What to work on:
Leave out the images and repeat the listing below without a single change.

Data shown:
------
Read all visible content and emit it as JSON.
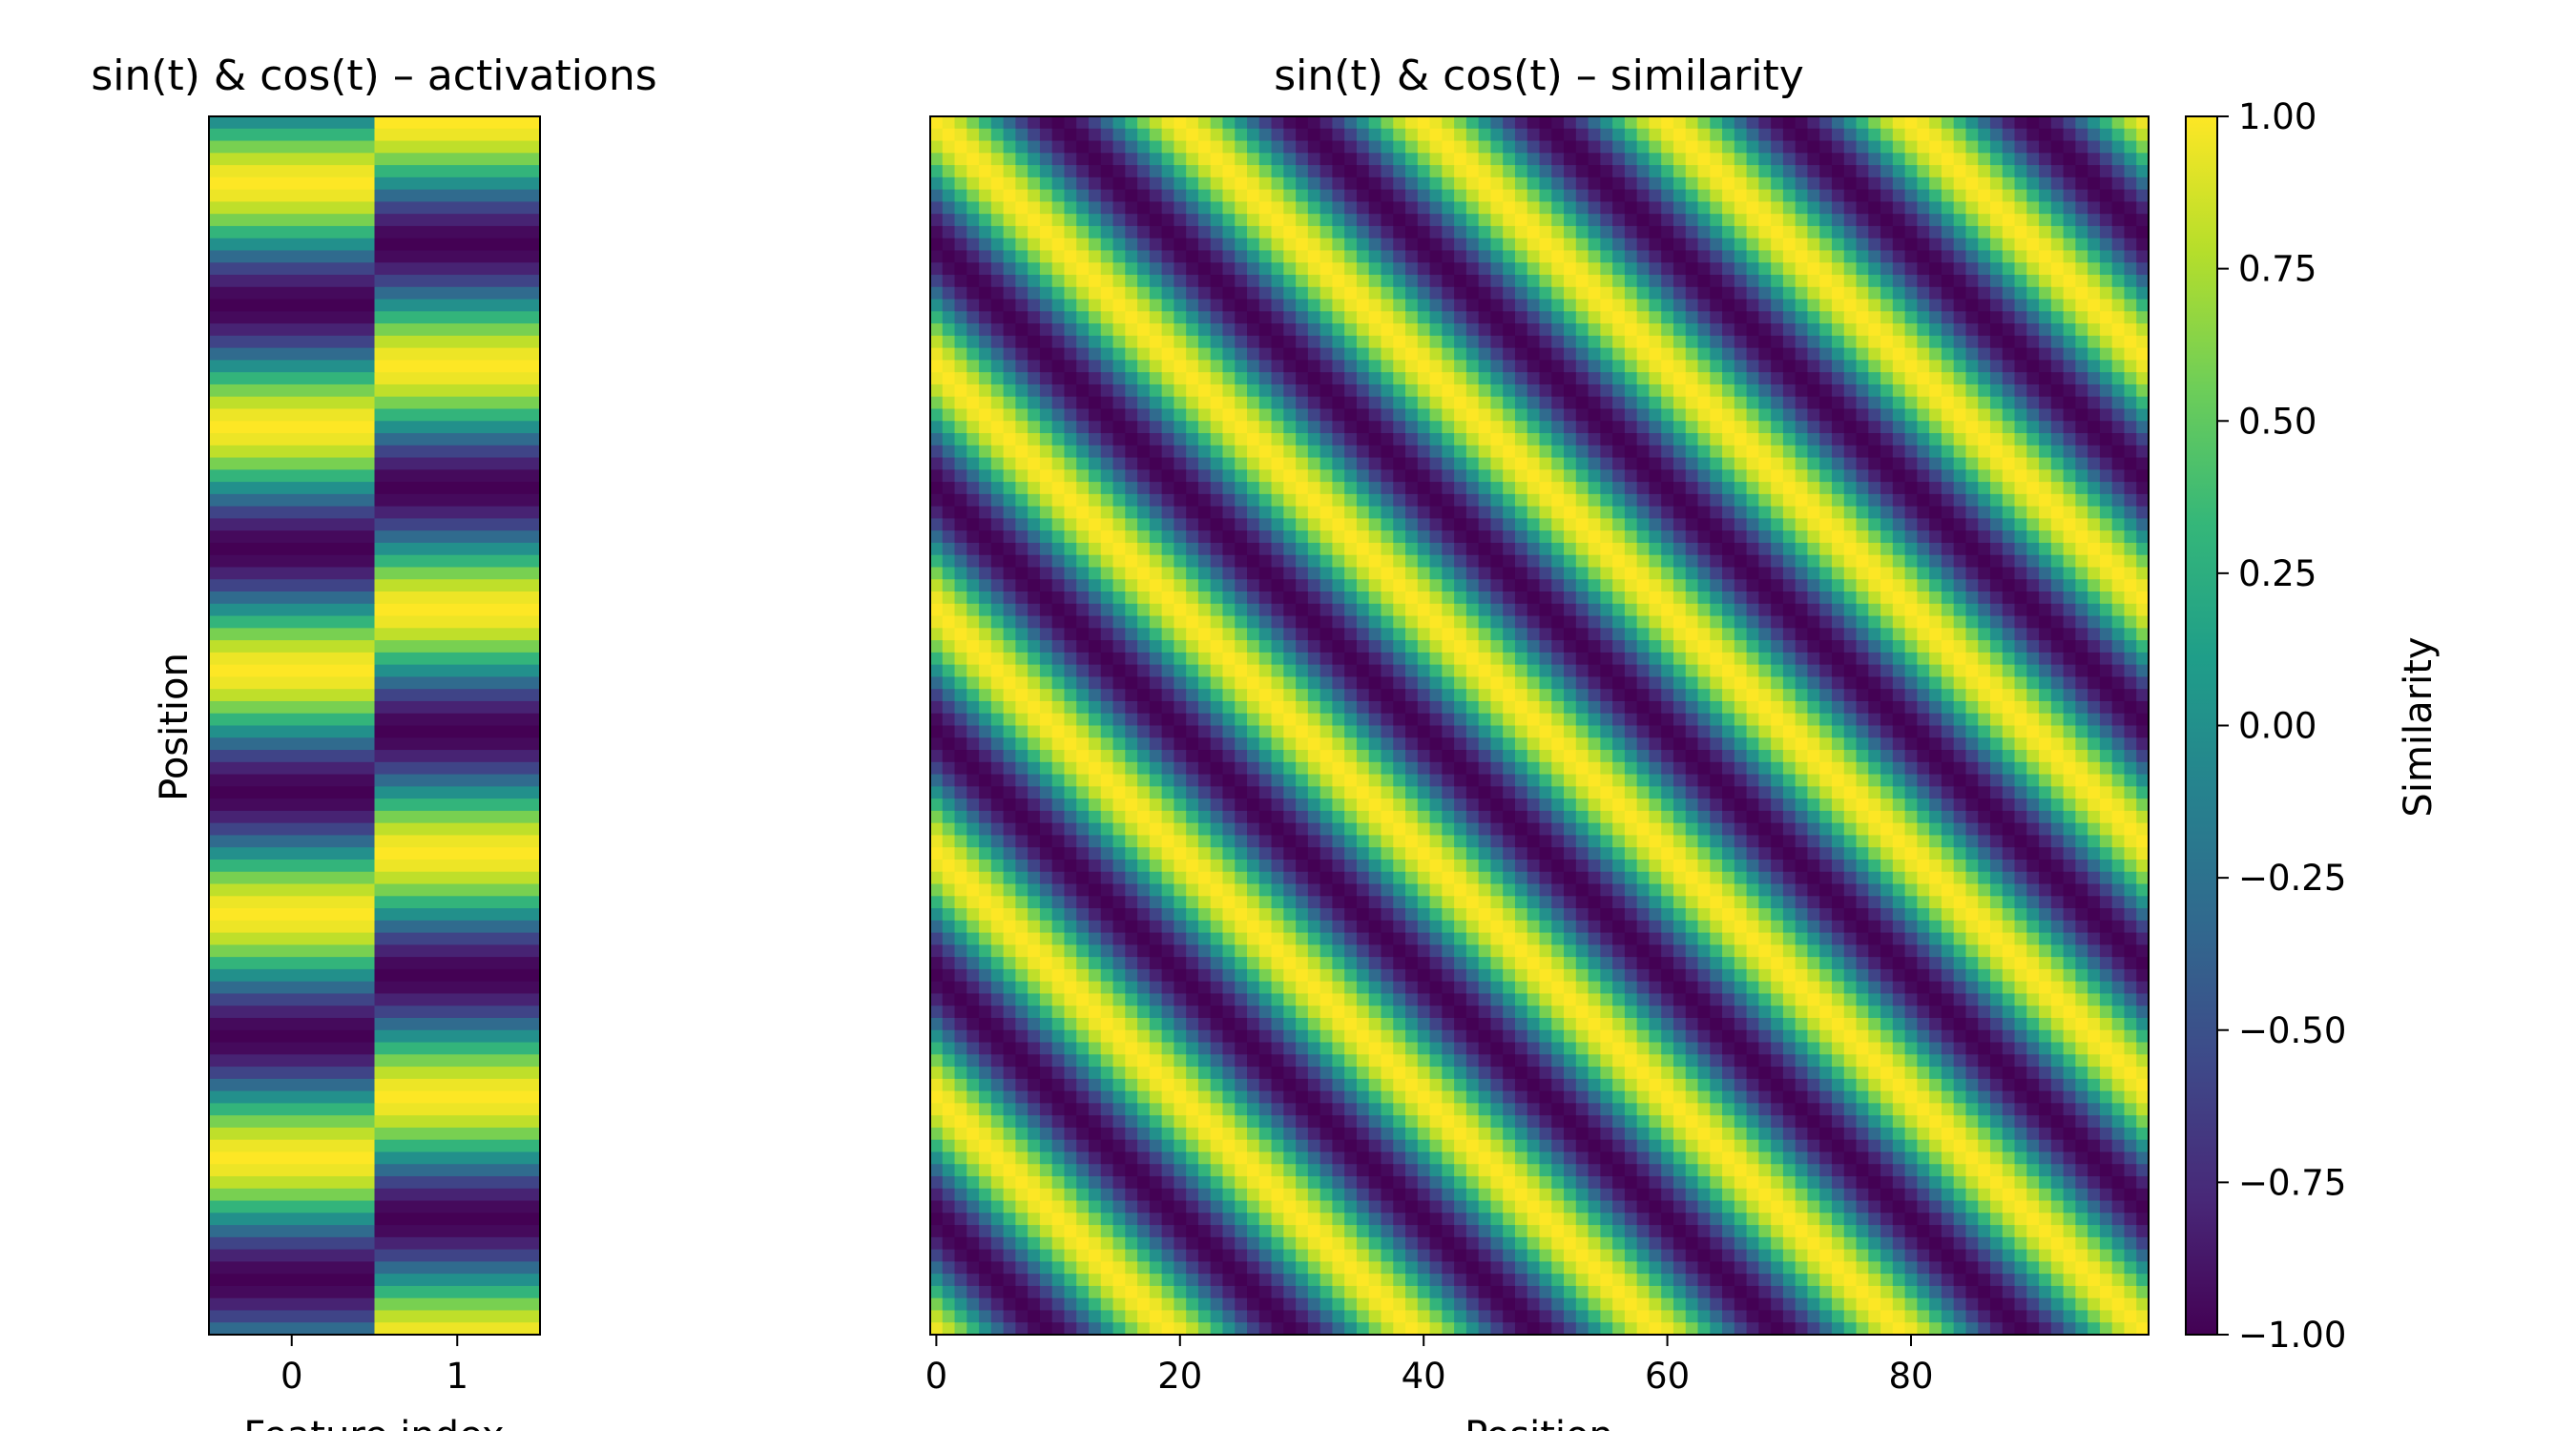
{
  "chart_data": [
    {
      "type": "heatmap",
      "title": "sin(t) & cos(t) – activations",
      "xlabel": "Feature index",
      "ylabel": "Position",
      "rows": 100,
      "columns": [
        0,
        1
      ],
      "column_functions": [
        "sin(t)",
        "cos(t)"
      ],
      "cycles_over_rows": 5,
      "x_ticks": [
        0,
        1
      ],
      "y_ticks": [],
      "colormap": "viridis",
      "vmin": -1.0,
      "vmax": 1.0
    },
    {
      "type": "heatmap",
      "title": "sin(t) & cos(t) – similarity",
      "xlabel": "Position",
      "ylabel": "",
      "size": 100,
      "formula": "cos(t_i - t_j)",
      "cycles_over_rows": 5,
      "x_ticks": [
        0,
        20,
        40,
        60,
        80
      ],
      "y_ticks": [],
      "colormap": "viridis",
      "vmin": -1.0,
      "vmax": 1.0
    }
  ],
  "colorbar": {
    "label": "Similarity",
    "ticks": [
      1.0,
      0.75,
      0.5,
      0.25,
      0.0,
      -0.25,
      -0.5,
      -0.75,
      -1.0
    ],
    "tick_labels": [
      "1.00",
      "0.75",
      "0.50",
      "0.25",
      "0.00",
      "−0.25",
      "−0.50",
      "−0.75",
      "−1.00"
    ]
  }
}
------
The response:
Read all visible content and emit it as JSON.
{
  "chart_data": [
    {
      "type": "heatmap",
      "title": "sin(t) & cos(t) – activations",
      "xlabel": "Feature index",
      "ylabel": "Position",
      "rows": 100,
      "columns": [
        0,
        1
      ],
      "column_functions": [
        "sin(t)",
        "cos(t)"
      ],
      "cycles_over_rows": 5,
      "x_ticks": [
        0,
        1
      ],
      "y_ticks": [],
      "colormap": "viridis",
      "vmin": -1.0,
      "vmax": 1.0
    },
    {
      "type": "heatmap",
      "title": "sin(t) & cos(t) – similarity",
      "xlabel": "Position",
      "ylabel": "",
      "size": 100,
      "formula": "cos(t_i - t_j)",
      "cycles_over_rows": 5,
      "x_ticks": [
        0,
        20,
        40,
        60,
        80
      ],
      "y_ticks": [],
      "colormap": "viridis",
      "vmin": -1.0,
      "vmax": 1.0
    }
  ],
  "colorbar": {
    "label": "Similarity",
    "ticks": [
      1.0,
      0.75,
      0.5,
      0.25,
      0.0,
      -0.25,
      -0.5,
      -0.75,
      -1.0
    ],
    "tick_labels": [
      "1.00",
      "0.75",
      "0.50",
      "0.25",
      "0.00",
      "−0.25",
      "−0.50",
      "−0.75",
      "−1.00"
    ]
  }
}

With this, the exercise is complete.